• _Written task_
Reproduce every line of the data below word for word, leaving out the picture placeholders.

• _Data excerpts_
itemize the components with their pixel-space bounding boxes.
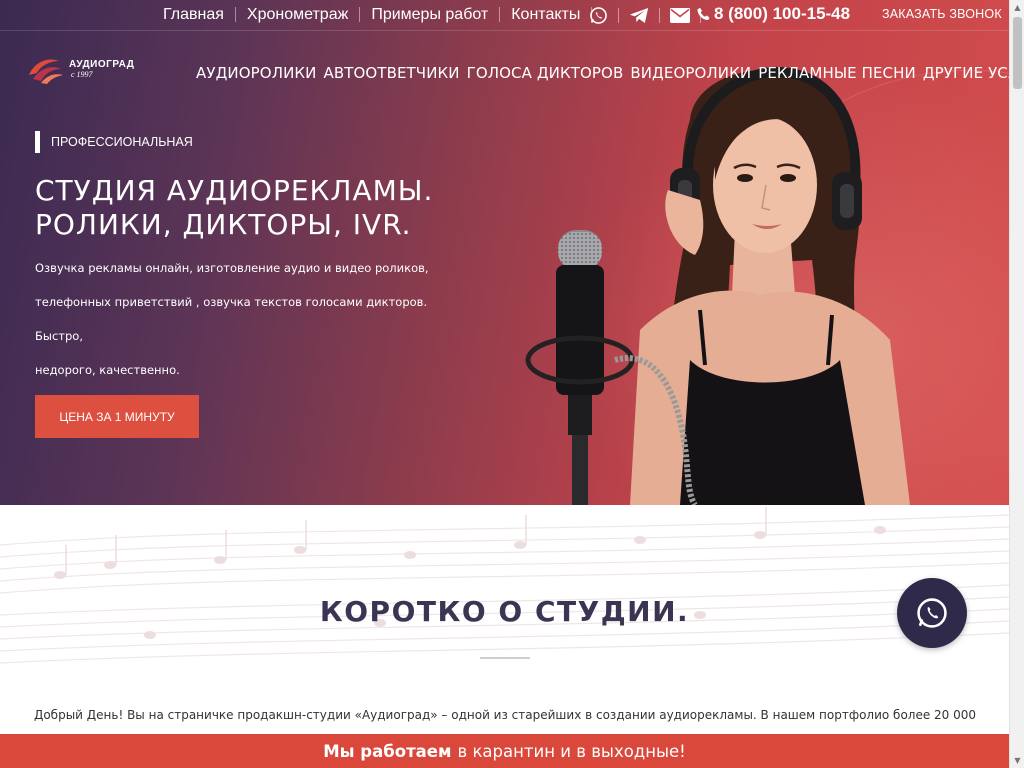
whatsapp-icon[interactable] [587,5,609,25]
about-title: КОРОТКО О СТУДИИ. [319,595,690,628]
scrollbar[interactable]: ▲ ▼ [1009,0,1024,768]
scroll-up-arrow-icon[interactable]: ▲ [1010,0,1024,15]
bottom-banner[interactable]: Мы работаем в карантин и в выходные! [0,734,1009,768]
main-nav-ad-songs[interactable]: РЕКЛАМНЫЕ ПЕСНИ [758,64,916,82]
divider [618,7,619,23]
whatsapp-icon [917,598,947,628]
top-social-icons [578,5,701,25]
top-nav-home[interactable]: Главная [152,4,235,25]
top-divider [0,30,1009,31]
scrollbar-thumb[interactable] [1013,17,1022,89]
hero-description: Озвучка рекламы онлайн, изготовление ауд… [35,251,475,387]
banner-text: в карантин и в выходные! [457,741,686,761]
hero-desc-line: Озвучка рекламы онлайн, изготовление ауд… [35,261,429,275]
price-per-minute-button[interactable]: ЦЕНА ЗА 1 МИНУТУ [35,395,199,438]
hero-title-line: РОЛИКИ, ДИКТОРЫ, IVR. [35,208,412,241]
top-nav-timing[interactable]: Хронометраж [236,4,359,25]
logo-year: с 1997 [71,70,93,79]
scroll-down-arrow-icon[interactable]: ▼ [1010,753,1024,768]
hero-kicker: ПРОФЕССИОНАЛЬНАЯ [35,131,193,153]
banner-bold-text: Мы работаем [323,741,452,761]
email-icon[interactable] [669,5,691,25]
about-divider [480,657,530,659]
top-nav-portfolio[interactable]: Примеры работ [360,4,499,25]
logo-text: АУДИОГРАД с 1997 [69,59,134,79]
logo-name: АУДИОГРАД [69,59,135,70]
main-nav-videos[interactable]: ВИДЕОРОЛИКИ [630,64,751,82]
hero-desc-line: недорого, качественно. [35,363,180,377]
whatsapp-float-button[interactable] [897,578,967,648]
hero-illustration [525,66,910,505]
phone-link[interactable]: 8 (800) 100-15-48 [697,4,850,24]
logo[interactable]: АУДИОГРАД с 1997 [25,53,134,85]
callback-button[interactable]: ЗАКАЗАТЬ ЗВОНОК [882,7,1002,21]
top-nav: Главная Хронометраж Примеры работ Контак… [152,4,593,25]
main-nav-audio-ads[interactable]: АУДИОРОЛИКИ [196,64,316,82]
hero-desc-line: телефонных приветствий , озвучка текстов… [35,295,428,343]
main-nav: АУДИОРОЛИКИ АВТООТВЕТЧИКИ ГОЛОСА ДИКТОРО… [196,64,1024,82]
hero-title-line: СТУДИЯ АУДИОРЕКЛАМЫ. [35,174,434,207]
main-nav-voices[interactable]: ГОЛОСА ДИКТОРОВ [467,64,624,82]
hero-title: СТУДИЯ АУДИОРЕКЛАМЫ. РОЛИКИ, ДИКТОРЫ, IV… [35,174,555,242]
phone-icon [697,7,710,21]
logo-mark-icon [29,59,63,84]
telegram-icon[interactable] [628,5,650,25]
divider [659,7,660,23]
top-bar: Главная Хронометраж Примеры работ Контак… [0,0,1009,31]
phone-number: 8 (800) 100-15-48 [714,4,851,23]
main-nav-answerphones[interactable]: АВТООТВЕТЧИКИ [323,64,459,82]
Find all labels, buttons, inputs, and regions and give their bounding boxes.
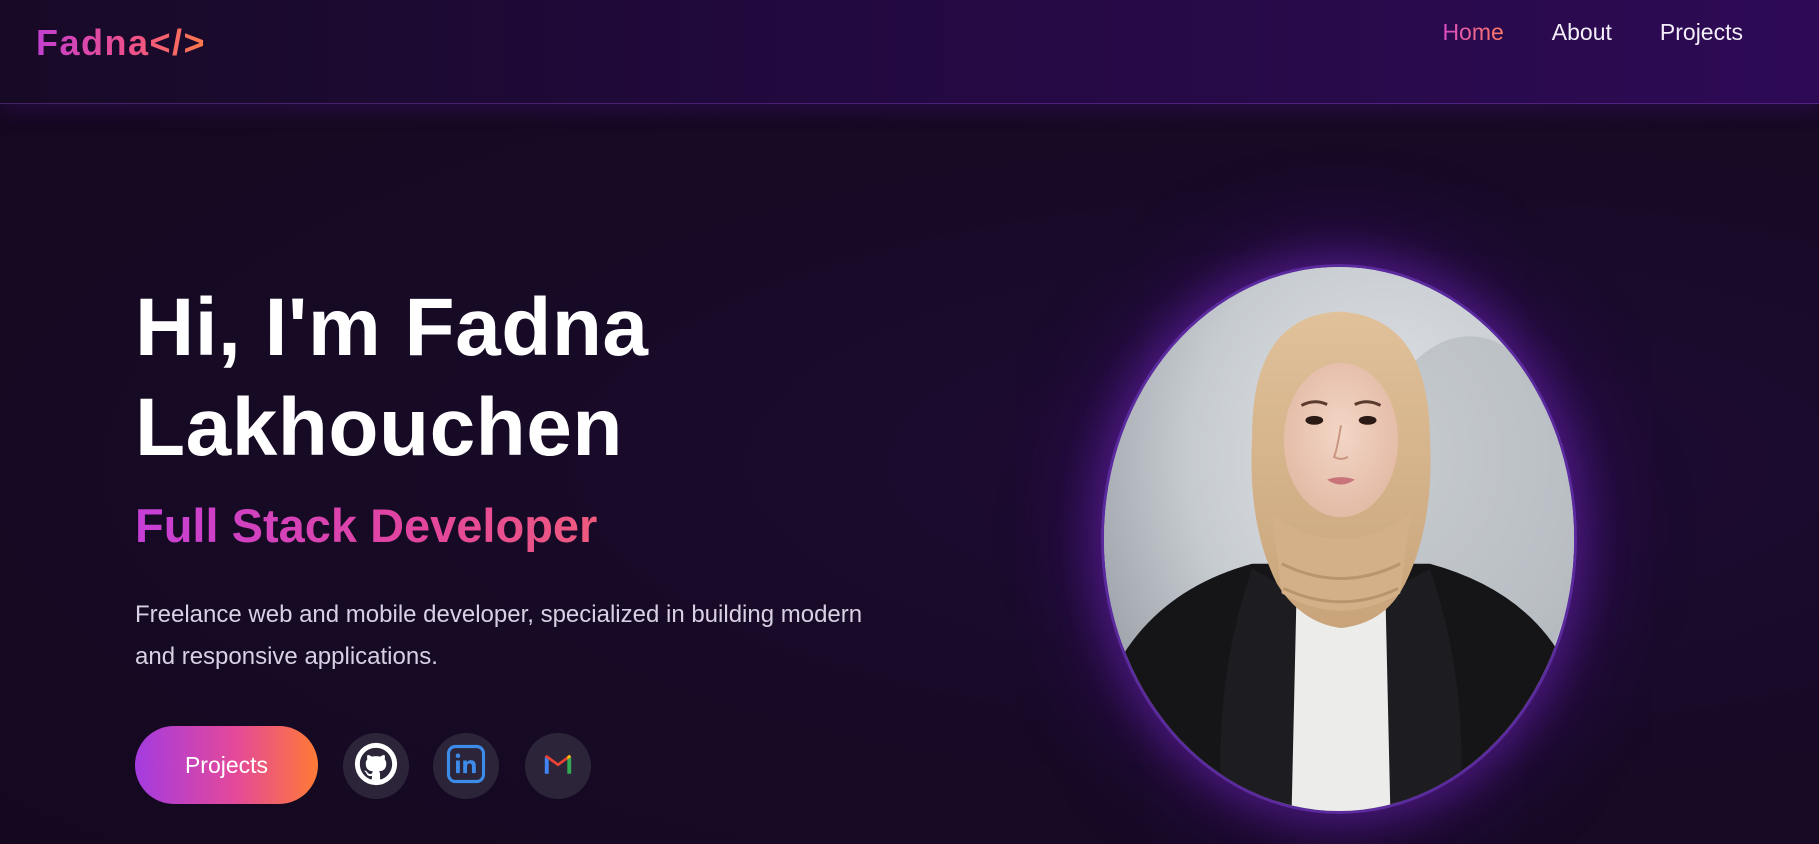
hero-title-line1: Hi, I'm Fadna (135, 282, 649, 373)
nav-link-home[interactable]: Home (1442, 19, 1503, 46)
linkedin-icon (445, 743, 487, 790)
nav-links: Home About Projects (1442, 19, 1743, 46)
github-icon (354, 742, 398, 791)
projects-button[interactable]: Projects (135, 726, 318, 804)
hero-title-line2: Lakhouchen (135, 382, 623, 473)
gmail-link[interactable] (525, 733, 591, 799)
profile-photo (1101, 264, 1577, 814)
github-link[interactable] (343, 733, 409, 799)
nav-link-about[interactable]: About (1552, 19, 1612, 46)
page: Fadna</> Home About Projects Hi, I'm Fad… (0, 0, 1819, 844)
top-navbar: Fadna</> Home About Projects (0, 0, 1819, 104)
hero-subtitle: Full Stack Developer (135, 499, 598, 552)
linkedin-link[interactable] (433, 733, 499, 799)
nav-link-projects[interactable]: Projects (1660, 19, 1743, 46)
site-logo[interactable]: Fadna</> (36, 22, 206, 64)
hero-title: Hi, I'm Fadna Lakhouchen (135, 278, 855, 478)
hero-description: Freelance web and mobile developer, spec… (135, 601, 863, 670)
gmail-icon (540, 746, 576, 787)
profile-portrait-illustration (1104, 267, 1574, 811)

• _Output of the task_
itemize the components with their pixel-space bounding boxes.
whatsapp-icon[interactable] [587,5,609,25]
about-title: КОРОТКО О СТУДИИ. [319,595,690,628]
scrollbar[interactable]: ▲ ▼ [1009,0,1024,768]
scroll-up-arrow-icon[interactable]: ▲ [1010,0,1024,15]
bottom-banner[interactable]: Мы работаем в карантин и в выходные! [0,734,1009,768]
main-nav-ad-songs[interactable]: РЕКЛАМНЫЕ ПЕСНИ [758,64,916,82]
divider [618,7,619,23]
whatsapp-icon [917,598,947,628]
top-social-icons [578,5,701,25]
top-nav-home[interactable]: Главная [152,4,235,25]
top-divider [0,30,1009,31]
scrollbar-thumb[interactable] [1013,17,1022,89]
hero-description: Озвучка рекламы онлайн, изготовление ауд… [35,251,475,387]
banner-text: в карантин и в выходные! [457,741,686,761]
hero-desc-line: Озвучка рекламы онлайн, изготовление ауд… [35,261,429,275]
price-per-minute-button[interactable]: ЦЕНА ЗА 1 МИНУТУ [35,395,199,438]
hero-title-line: РОЛИКИ, ДИКТОРЫ, IVR. [35,208,412,241]
top-nav-timing[interactable]: Хронометраж [236,4,359,25]
logo-year: с 1997 [71,70,93,79]
scroll-down-arrow-icon[interactable]: ▼ [1010,753,1024,768]
hero-kicker: ПРОФЕССИОНАЛЬНАЯ [35,131,193,153]
banner-bold-text: Мы работаем [323,741,452,761]
email-icon[interactable] [669,5,691,25]
about-divider [480,657,530,659]
top-nav-portfolio[interactable]: Примеры работ [360,4,499,25]
logo-text: АУДИОГРАД с 1997 [69,59,134,79]
logo-name: АУДИОГРАД [69,59,135,70]
main-nav-videos[interactable]: ВИДЕОРОЛИКИ [630,64,751,82]
hero-desc-line: недорого, качественно. [35,363,180,377]
whatsapp-float-button[interactable] [897,578,967,648]
hero-illustration [525,66,910,505]
phone-link[interactable]: 8 (800) 100-15-48 [697,4,850,24]
logo[interactable]: АУДИОГРАД с 1997 [25,53,134,85]
callback-button[interactable]: ЗАКАЗАТЬ ЗВОНОК [882,7,1002,21]
top-nav: Главная Хронометраж Примеры работ Контак… [152,4,593,25]
main-nav-audio-ads[interactable]: АУДИОРОЛИКИ [196,64,316,82]
hero-desc-line: телефонных приветствий , озвучка текстов… [35,295,428,343]
main-nav: АУДИОРОЛИКИ АВТООТВЕТЧИКИ ГОЛОСА ДИКТОРО… [196,64,1024,82]
hero-title-line: СТУДИЯ АУДИОРЕКЛАМЫ. [35,174,434,207]
main-nav-voices[interactable]: ГОЛОСА ДИКТОРОВ [467,64,624,82]
hero-title: СТУДИЯ АУДИОРЕКЛАМЫ. РОЛИКИ, ДИКТОРЫ, IV… [35,174,555,242]
phone-icon [697,7,710,21]
logo-mark-icon [29,59,63,84]
telegram-icon[interactable] [628,5,650,25]
divider [659,7,660,23]
top-bar: Главная Хронометраж Примеры работ Контак… [0,0,1009,31]
phone-number: 8 (800) 100-15-48 [714,4,851,23]
main-nav-answerphones[interactable]: АВТООТВЕТЧИКИ [323,64,459,82]
Find all labels, buttons, inputs, and regions and give their bounding boxes.
hero-title-line1: Hi, I'm Fadna (135, 282, 649, 373)
nav-link-home[interactable]: Home (1442, 19, 1503, 46)
linkedin-icon (445, 743, 487, 790)
nav-links: Home About Projects (1442, 19, 1743, 46)
github-icon (354, 742, 398, 791)
projects-button[interactable]: Projects (135, 726, 318, 804)
hero-title-line2: Lakhouchen (135, 382, 623, 473)
gmail-link[interactable] (525, 733, 591, 799)
profile-photo (1101, 264, 1577, 814)
github-link[interactable] (343, 733, 409, 799)
nav-link-about[interactable]: About (1552, 19, 1612, 46)
page: Fadna</> Home About Projects Hi, I'm Fad… (0, 0, 1819, 844)
top-navbar: Fadna</> Home About Projects (0, 0, 1819, 104)
hero-subtitle: Full Stack Developer (135, 499, 598, 552)
linkedin-link[interactable] (433, 733, 499, 799)
nav-link-projects[interactable]: Projects (1660, 19, 1743, 46)
site-logo[interactable]: Fadna</> (36, 22, 206, 64)
hero-title: Hi, I'm Fadna Lakhouchen (135, 278, 855, 478)
hero-description: Freelance web and mobile developer, spec… (135, 601, 863, 670)
gmail-icon (540, 746, 576, 787)
profile-portrait-illustration (1104, 267, 1574, 811)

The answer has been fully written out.